### To do
In the part of the listing that opens with its first line and closes with the line containing "82, 1369, 135]", replace "favorites_controller.rb" with "bookmarks_controller.rb" and leave everything else unchanged. Give back only those lines.

### Materials provided
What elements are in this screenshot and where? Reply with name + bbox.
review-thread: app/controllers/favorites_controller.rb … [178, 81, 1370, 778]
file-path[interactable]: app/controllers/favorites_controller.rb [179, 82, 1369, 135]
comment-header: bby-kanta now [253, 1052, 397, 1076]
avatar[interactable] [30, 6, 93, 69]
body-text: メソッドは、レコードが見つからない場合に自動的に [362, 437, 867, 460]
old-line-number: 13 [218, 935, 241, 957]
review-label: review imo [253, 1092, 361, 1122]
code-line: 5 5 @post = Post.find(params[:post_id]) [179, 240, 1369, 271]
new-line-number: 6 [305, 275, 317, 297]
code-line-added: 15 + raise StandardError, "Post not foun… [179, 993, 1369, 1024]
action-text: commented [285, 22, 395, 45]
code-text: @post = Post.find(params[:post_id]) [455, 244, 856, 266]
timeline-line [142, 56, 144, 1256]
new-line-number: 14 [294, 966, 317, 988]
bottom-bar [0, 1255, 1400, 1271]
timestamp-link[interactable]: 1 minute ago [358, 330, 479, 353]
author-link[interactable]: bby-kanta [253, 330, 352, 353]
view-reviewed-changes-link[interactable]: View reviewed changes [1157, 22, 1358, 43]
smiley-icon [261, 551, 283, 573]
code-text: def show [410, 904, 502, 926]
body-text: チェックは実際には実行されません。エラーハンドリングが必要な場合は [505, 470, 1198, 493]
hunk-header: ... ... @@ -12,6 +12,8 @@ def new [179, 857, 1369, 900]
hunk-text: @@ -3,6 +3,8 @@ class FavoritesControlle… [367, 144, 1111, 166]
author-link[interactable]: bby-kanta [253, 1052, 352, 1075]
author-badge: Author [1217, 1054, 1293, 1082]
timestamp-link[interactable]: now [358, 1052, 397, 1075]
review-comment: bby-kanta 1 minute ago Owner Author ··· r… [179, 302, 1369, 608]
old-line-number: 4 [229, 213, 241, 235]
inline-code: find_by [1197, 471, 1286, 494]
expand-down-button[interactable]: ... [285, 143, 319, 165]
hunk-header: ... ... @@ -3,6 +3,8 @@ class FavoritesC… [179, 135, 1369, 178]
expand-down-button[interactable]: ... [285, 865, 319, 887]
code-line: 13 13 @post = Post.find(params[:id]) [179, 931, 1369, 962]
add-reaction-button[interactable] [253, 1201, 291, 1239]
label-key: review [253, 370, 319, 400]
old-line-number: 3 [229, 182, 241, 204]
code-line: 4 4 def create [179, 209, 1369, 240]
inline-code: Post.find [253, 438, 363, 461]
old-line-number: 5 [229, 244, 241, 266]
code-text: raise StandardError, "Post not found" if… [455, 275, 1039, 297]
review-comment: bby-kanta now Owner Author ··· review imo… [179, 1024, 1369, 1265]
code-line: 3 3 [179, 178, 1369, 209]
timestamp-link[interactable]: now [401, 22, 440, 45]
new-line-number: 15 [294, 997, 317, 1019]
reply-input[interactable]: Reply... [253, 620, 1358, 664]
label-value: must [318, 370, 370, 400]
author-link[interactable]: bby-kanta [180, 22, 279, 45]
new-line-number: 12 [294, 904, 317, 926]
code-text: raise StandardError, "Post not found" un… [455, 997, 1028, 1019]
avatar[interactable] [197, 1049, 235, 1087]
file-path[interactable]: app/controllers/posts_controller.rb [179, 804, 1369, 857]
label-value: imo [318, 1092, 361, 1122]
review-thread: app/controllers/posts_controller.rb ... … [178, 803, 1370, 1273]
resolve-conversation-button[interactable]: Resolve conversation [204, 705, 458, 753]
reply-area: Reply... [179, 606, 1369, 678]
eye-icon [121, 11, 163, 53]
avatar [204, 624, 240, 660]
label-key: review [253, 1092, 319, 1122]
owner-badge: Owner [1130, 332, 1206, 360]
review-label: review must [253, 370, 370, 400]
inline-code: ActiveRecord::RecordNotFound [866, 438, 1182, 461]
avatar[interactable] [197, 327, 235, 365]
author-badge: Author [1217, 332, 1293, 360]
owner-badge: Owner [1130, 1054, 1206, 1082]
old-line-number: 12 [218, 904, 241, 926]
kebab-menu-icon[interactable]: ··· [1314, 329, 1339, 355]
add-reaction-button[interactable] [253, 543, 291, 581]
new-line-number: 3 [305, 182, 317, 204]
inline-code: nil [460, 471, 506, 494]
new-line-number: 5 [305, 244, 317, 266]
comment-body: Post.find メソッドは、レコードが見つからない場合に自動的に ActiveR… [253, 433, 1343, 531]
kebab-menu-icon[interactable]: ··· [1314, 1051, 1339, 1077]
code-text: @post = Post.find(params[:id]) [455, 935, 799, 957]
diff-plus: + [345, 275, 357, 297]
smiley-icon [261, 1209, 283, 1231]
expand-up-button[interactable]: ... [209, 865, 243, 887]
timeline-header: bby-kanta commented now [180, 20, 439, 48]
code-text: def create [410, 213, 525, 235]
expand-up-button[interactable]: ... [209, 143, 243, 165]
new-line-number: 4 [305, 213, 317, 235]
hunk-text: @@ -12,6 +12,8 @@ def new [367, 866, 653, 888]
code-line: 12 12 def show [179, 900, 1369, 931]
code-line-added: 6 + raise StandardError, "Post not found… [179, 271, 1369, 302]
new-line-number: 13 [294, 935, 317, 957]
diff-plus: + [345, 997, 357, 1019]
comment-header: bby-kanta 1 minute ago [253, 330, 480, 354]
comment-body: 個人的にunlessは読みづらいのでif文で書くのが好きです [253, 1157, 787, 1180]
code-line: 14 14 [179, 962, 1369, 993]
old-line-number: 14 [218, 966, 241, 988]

### Task output
What elements are in this screenshot and where? Reply with name + bbox.
review-thread: app/controllers/bookmarks_controller.rb … [178, 81, 1370, 778]
file-path[interactable]: app/controllers/bookmarks_controller.rb [179, 82, 1369, 135]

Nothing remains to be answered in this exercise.